• Problem to work on: Reply only with how many lines contain the word "Gain".

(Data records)

↓

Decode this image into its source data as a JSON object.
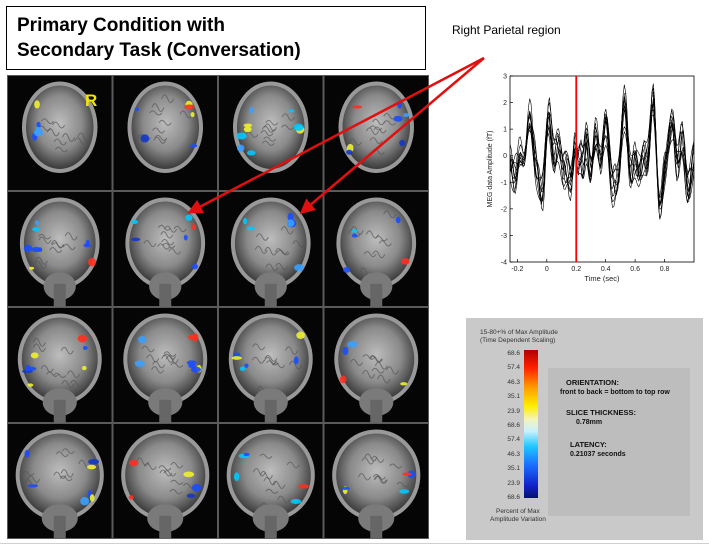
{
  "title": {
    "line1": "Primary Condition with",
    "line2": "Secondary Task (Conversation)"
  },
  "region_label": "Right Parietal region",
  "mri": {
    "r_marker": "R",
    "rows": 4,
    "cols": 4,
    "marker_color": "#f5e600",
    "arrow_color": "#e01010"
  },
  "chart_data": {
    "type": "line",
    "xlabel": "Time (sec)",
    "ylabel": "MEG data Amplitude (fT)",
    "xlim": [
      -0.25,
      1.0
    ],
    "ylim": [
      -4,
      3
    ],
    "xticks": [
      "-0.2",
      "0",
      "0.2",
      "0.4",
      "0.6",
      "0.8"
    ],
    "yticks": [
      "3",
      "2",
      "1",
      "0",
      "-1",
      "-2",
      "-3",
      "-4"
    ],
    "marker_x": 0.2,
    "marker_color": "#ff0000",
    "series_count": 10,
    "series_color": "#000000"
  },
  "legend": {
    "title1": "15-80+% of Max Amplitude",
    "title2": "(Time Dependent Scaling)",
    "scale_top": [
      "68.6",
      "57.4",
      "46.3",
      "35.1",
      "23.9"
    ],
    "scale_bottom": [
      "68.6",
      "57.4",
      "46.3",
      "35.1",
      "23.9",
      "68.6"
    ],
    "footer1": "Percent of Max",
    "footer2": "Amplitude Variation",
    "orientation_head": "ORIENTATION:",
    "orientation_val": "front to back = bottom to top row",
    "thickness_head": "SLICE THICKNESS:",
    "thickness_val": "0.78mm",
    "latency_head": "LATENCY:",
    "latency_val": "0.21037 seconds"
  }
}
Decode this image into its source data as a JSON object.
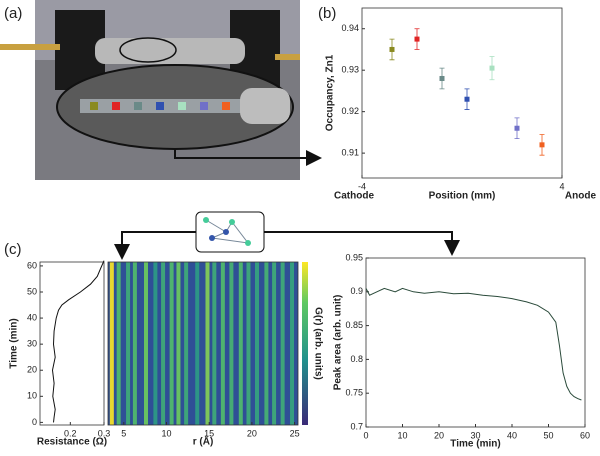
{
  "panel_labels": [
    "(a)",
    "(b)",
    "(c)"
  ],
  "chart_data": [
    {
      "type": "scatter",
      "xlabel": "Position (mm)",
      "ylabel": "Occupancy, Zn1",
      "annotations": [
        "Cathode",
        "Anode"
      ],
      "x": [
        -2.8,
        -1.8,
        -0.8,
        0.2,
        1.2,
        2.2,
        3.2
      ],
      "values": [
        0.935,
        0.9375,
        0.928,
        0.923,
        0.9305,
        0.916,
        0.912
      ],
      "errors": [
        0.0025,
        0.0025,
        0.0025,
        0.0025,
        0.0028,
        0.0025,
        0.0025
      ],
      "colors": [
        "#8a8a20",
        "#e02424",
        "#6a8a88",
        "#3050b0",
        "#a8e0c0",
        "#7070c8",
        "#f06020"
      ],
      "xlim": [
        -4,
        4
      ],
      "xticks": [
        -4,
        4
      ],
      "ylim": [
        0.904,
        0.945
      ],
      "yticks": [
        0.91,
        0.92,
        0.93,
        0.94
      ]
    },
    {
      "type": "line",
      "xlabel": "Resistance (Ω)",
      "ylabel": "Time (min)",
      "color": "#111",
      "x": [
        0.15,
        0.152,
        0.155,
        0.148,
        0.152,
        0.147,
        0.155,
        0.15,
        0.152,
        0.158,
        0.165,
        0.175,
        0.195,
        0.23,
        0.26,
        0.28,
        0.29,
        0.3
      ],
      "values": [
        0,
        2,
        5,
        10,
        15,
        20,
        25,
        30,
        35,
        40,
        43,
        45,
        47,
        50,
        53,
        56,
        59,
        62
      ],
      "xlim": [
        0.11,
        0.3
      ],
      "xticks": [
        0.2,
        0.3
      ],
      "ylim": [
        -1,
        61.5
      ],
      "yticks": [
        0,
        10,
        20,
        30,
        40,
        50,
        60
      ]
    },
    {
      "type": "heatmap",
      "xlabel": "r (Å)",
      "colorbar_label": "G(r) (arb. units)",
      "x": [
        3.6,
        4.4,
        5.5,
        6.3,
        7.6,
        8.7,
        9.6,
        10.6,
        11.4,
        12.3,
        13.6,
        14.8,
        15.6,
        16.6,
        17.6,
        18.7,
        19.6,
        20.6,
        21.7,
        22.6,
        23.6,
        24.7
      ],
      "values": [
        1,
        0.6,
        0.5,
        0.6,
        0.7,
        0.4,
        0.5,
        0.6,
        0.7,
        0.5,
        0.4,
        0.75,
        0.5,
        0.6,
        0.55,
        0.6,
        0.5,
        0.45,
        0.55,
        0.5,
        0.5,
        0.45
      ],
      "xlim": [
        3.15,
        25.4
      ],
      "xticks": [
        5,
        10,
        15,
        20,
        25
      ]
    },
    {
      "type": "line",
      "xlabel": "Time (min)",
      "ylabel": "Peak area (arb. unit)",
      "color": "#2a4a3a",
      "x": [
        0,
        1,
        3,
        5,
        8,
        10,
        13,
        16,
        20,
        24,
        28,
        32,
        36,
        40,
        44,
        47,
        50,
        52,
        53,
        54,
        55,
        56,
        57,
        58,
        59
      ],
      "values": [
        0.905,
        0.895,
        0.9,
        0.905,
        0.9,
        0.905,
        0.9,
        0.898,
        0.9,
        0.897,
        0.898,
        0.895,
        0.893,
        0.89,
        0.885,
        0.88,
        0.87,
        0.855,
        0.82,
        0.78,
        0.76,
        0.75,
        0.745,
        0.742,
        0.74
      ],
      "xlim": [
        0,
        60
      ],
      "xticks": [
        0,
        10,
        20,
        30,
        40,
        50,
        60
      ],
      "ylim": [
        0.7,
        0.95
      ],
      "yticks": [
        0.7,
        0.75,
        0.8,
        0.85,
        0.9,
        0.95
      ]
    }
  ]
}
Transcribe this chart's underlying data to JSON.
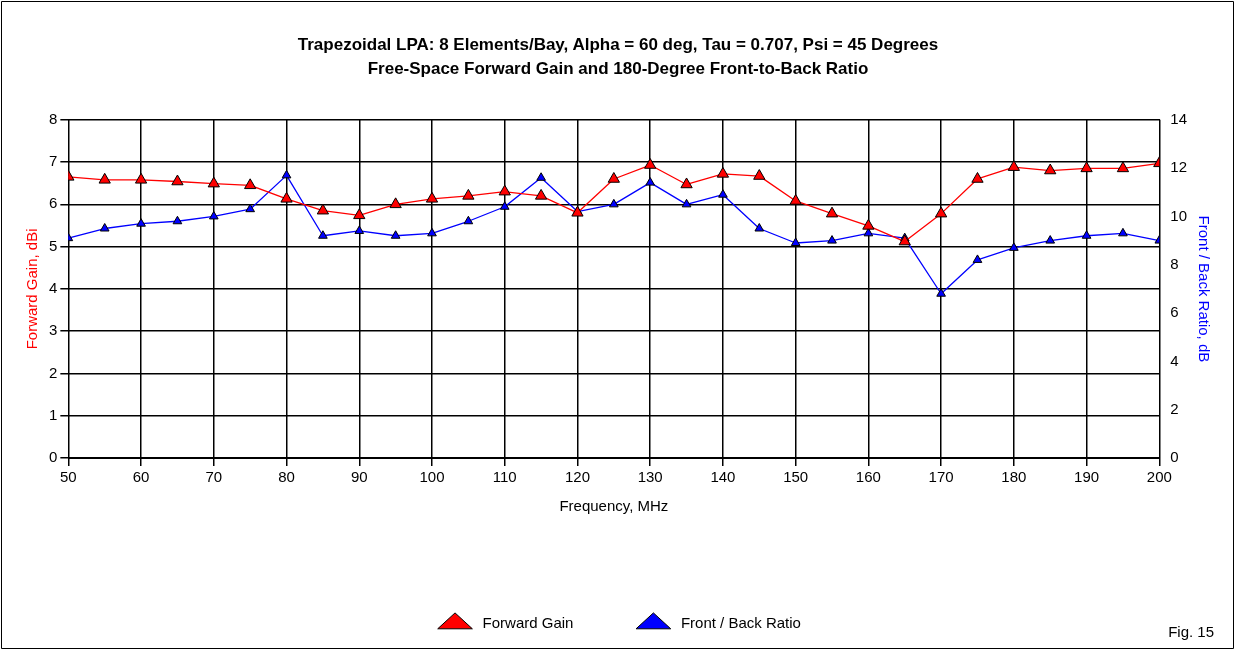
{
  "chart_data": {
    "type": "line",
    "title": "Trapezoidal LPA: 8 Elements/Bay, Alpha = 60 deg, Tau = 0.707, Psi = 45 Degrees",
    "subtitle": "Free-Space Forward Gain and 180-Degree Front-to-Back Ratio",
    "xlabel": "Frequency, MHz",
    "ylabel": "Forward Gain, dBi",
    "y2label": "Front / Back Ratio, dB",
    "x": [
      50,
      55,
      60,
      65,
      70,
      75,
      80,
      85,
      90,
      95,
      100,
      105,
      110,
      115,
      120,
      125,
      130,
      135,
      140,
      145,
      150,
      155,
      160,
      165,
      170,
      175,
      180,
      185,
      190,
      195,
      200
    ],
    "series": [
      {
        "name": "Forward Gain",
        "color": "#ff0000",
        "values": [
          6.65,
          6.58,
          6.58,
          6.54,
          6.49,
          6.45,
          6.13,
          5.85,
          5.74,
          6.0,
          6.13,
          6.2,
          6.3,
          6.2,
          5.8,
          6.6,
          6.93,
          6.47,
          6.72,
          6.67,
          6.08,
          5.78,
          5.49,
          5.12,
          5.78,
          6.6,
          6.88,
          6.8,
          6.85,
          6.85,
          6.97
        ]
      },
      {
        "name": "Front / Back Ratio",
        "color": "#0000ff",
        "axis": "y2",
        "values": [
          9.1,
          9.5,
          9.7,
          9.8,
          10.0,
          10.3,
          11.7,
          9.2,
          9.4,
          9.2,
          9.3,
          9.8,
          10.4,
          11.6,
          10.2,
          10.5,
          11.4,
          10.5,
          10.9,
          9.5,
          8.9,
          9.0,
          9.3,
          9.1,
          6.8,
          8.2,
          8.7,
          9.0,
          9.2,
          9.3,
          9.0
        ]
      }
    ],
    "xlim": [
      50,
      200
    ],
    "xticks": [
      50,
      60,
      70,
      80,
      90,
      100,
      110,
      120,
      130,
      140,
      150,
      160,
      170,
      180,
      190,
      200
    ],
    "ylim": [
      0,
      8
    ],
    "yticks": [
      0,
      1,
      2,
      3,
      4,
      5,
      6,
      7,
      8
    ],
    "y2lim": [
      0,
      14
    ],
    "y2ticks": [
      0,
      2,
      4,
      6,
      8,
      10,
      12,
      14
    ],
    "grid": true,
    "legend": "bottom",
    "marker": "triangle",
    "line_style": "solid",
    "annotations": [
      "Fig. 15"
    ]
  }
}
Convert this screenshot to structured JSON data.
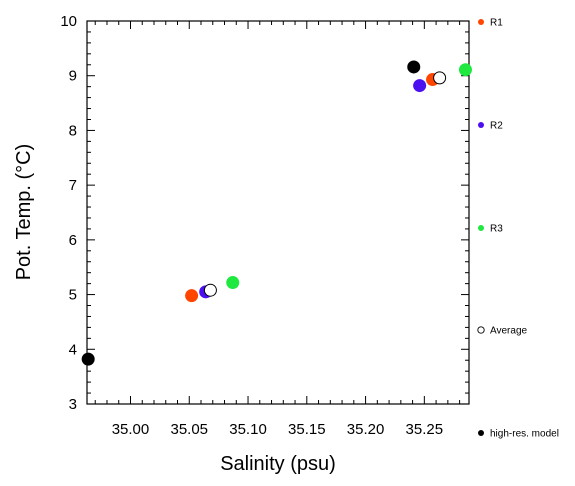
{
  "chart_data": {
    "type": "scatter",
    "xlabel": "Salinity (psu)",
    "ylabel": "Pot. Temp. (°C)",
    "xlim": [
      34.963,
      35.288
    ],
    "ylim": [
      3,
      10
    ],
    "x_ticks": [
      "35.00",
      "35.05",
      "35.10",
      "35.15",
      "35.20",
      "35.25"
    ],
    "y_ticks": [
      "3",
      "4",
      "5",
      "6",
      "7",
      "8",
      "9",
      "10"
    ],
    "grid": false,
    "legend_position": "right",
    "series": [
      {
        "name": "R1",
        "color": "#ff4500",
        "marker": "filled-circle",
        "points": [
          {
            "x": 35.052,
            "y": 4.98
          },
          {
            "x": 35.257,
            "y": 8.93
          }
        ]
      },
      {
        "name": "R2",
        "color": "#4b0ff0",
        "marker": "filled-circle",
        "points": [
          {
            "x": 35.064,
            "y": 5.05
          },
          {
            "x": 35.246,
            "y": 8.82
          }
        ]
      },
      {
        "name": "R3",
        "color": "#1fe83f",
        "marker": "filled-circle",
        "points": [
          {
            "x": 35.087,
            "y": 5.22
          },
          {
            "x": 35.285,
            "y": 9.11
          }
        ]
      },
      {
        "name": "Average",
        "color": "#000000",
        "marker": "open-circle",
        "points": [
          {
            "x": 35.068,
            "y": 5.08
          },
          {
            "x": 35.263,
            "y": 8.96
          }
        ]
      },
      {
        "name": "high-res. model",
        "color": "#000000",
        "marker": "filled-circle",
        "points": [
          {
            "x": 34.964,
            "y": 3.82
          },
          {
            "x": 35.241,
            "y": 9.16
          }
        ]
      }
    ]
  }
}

↑

• Answer to the exercise: 3